**Do this:** Look through the material below. Copy every line with the string "JSON" in it.

################

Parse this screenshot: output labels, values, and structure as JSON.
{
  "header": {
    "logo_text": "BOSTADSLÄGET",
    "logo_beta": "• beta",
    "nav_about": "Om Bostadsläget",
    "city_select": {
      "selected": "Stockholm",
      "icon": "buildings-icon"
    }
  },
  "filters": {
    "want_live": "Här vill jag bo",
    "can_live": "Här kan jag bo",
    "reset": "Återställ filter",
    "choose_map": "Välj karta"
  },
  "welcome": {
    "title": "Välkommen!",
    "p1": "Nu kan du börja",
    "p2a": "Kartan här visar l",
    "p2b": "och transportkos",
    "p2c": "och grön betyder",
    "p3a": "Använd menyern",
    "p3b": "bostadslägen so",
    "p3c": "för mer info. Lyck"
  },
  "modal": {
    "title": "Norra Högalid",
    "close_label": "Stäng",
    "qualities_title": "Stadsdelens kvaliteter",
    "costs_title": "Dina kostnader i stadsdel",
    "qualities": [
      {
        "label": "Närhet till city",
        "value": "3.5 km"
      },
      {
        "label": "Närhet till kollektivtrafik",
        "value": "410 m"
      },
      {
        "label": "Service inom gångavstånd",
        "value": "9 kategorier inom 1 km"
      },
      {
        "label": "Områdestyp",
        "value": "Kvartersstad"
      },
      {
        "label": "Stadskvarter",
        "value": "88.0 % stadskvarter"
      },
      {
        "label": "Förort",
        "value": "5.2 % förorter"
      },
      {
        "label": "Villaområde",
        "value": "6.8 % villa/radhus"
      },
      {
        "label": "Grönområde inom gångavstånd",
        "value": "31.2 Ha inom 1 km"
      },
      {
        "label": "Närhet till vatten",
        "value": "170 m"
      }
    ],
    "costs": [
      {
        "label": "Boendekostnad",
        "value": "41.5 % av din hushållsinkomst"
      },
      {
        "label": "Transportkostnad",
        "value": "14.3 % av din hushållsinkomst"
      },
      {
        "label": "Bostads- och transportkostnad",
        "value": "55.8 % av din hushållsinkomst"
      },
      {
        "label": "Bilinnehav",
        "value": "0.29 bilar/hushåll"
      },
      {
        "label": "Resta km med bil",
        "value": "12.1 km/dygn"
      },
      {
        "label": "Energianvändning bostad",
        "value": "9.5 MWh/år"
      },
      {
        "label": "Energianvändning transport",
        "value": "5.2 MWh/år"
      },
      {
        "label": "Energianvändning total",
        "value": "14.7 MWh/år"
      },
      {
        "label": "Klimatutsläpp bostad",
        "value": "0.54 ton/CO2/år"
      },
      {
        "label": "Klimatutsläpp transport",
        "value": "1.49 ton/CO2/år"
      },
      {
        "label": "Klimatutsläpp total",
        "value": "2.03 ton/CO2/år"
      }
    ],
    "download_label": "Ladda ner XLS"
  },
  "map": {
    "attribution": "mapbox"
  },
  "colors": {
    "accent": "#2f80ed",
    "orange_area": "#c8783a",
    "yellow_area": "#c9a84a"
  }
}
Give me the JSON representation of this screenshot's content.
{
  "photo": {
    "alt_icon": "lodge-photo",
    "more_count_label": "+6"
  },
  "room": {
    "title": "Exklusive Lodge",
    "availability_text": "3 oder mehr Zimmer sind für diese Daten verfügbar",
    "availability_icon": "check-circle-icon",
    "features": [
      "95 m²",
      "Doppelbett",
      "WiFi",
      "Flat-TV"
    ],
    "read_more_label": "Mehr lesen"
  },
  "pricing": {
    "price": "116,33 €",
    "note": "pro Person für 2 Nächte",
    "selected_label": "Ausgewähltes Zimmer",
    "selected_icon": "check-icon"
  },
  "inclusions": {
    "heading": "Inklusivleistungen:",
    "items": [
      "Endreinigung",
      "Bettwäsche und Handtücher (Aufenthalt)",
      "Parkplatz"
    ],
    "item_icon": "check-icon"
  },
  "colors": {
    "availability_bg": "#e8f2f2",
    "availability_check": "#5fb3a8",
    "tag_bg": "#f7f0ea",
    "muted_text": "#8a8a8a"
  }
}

################

**Final result:**
Parse this screenshot: output labels, values, and structure as JSON.
Give me the JSON representation of this screenshot's content.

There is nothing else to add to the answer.